(Recorded data)
☆ ☆ ☆
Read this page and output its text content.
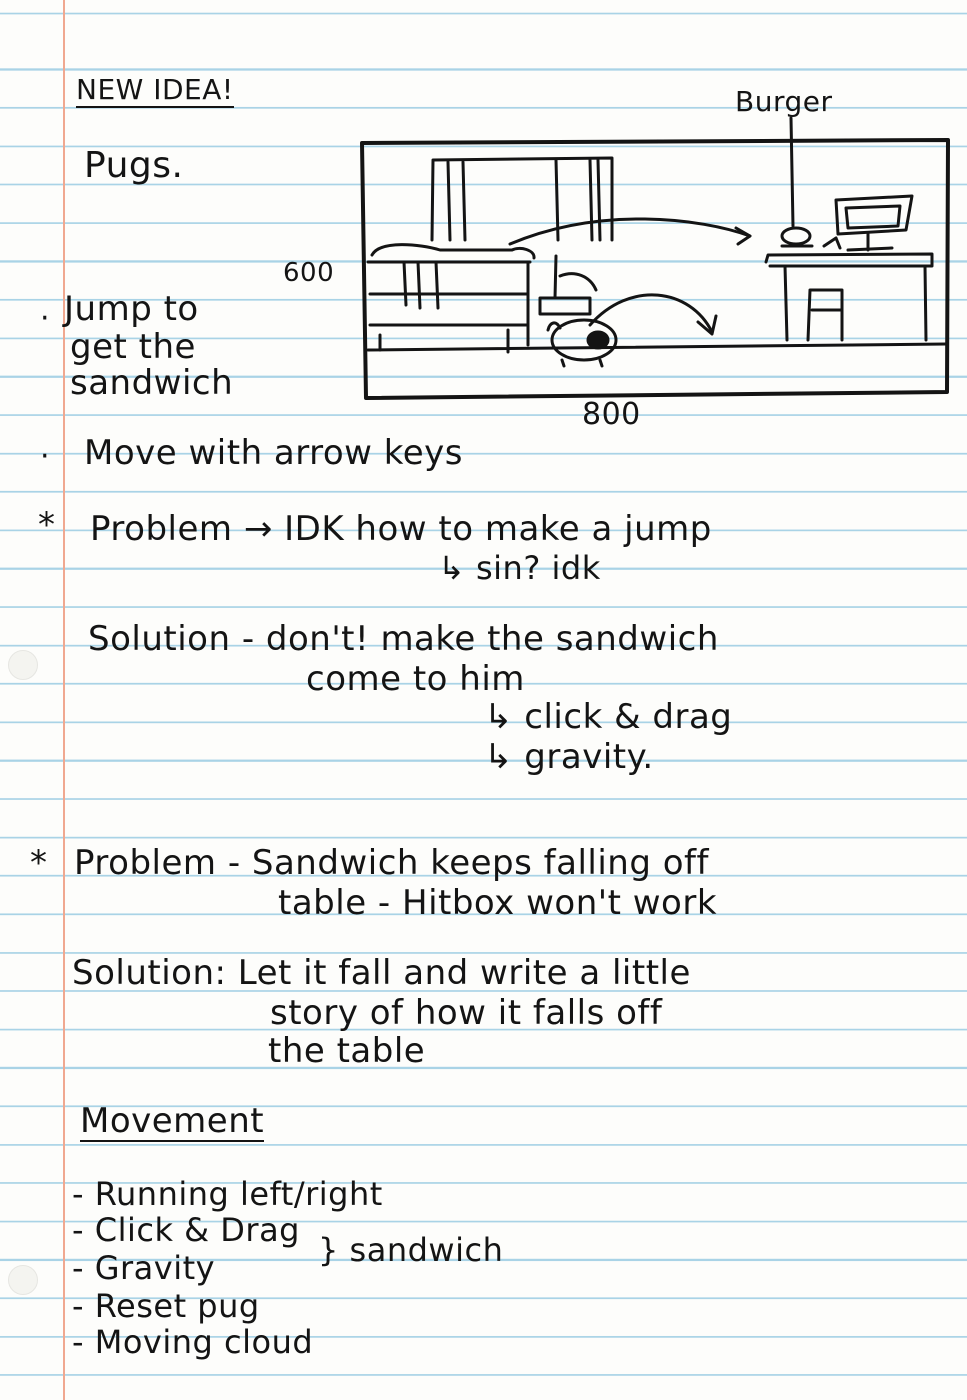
NEW IDEA!
Pugs.
Burger
600
800
· Jump to
get the
sandwich
· Move with arrow keys
* Problem → IDK how to make a jump
↳ sin? idk
Solution - don't! make the sandwich
come to him
↳ click & drag
↳ gravity.
* Problem - Sandwich keeps falling off
table - Hitbox won't work
Solution: Let it fall and write a little
story of how it falls off
the table
Movement
- Running left/right
- Click & Drag
} sandwich
- Gravity
- Reset pug
- Moving cloud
☆ ☆ ☆
YOUR GOAL → Return the whole listing, word for word, and leave out every picture.

RESULT →
Read this page and output its text content.
NEW IDEA!
Pugs.
Burger
600
800
· Jump to
get the
sandwich
· Move with arrow keys
* Problem → IDK how to make a jump
↳ sin? idk
Solution - don't! make the sandwich
come to him
↳ click & drag
↳ gravity.
* Problem - Sandwich keeps falling off
table - Hitbox won't work
Solution: Let it fall and write a little
story of how it falls off
the table
Movement
- Running left/right
- Click & Drag
} sandwich
- Gravity
- Reset pug
- Moving cloud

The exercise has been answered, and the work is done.